**Prompt:** Select every line containing the word "erhalten" from the material, and copy those lines.

**Records for this exercise:**

%%

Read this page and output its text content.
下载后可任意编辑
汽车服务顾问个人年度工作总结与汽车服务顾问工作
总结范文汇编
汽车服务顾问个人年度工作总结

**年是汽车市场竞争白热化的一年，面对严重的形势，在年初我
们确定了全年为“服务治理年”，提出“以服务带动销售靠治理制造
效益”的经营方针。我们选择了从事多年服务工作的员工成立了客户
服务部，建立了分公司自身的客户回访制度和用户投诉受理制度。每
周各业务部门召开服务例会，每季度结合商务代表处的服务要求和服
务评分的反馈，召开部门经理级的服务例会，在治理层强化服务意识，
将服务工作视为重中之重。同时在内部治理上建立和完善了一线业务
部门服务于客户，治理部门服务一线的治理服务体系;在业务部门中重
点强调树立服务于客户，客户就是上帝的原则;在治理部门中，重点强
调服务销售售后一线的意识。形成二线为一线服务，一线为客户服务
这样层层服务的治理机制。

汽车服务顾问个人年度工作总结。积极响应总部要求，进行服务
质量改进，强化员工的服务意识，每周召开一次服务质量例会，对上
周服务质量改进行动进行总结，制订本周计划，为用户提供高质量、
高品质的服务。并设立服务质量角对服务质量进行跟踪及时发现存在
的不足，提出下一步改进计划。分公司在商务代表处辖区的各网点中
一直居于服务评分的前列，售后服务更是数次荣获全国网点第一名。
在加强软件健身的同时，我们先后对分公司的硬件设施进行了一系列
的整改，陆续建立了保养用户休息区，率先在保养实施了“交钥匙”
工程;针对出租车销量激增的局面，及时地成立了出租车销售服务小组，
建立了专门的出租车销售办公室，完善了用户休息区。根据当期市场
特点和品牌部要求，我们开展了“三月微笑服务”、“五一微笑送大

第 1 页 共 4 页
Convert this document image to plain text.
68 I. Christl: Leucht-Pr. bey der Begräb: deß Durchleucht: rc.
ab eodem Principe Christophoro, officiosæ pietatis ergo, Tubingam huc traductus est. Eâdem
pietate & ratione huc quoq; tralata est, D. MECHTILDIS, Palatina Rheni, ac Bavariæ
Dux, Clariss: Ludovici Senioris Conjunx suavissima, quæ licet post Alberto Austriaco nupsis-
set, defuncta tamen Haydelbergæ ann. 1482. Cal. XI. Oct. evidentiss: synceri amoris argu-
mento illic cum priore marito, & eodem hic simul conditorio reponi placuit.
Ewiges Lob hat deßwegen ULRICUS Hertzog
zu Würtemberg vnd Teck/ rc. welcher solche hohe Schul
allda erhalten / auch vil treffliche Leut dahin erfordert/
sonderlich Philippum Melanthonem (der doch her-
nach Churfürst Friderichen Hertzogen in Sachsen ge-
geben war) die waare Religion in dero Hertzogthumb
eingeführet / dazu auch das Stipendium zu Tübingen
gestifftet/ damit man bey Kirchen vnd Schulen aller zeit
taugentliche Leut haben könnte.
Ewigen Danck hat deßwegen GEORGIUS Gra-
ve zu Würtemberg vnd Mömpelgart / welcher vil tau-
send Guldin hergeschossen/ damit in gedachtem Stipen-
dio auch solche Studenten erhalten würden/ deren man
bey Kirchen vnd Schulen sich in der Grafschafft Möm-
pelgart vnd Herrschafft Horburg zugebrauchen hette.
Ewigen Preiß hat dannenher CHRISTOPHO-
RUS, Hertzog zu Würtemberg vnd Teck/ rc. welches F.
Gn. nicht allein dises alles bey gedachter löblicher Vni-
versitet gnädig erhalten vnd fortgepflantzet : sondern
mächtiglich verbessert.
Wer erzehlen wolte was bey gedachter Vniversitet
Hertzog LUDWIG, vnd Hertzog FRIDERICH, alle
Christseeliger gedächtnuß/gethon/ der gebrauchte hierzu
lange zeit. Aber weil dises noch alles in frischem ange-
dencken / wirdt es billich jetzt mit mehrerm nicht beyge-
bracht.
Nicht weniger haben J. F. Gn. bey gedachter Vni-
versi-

%%

**Response below:**
allda erhalten / auch vil treffliche Leut dahin erfordert/
dio auch solche Studenten erhalten würden/ deren man
versitet gnädig erhalten vnd fortgepflantzet : sondern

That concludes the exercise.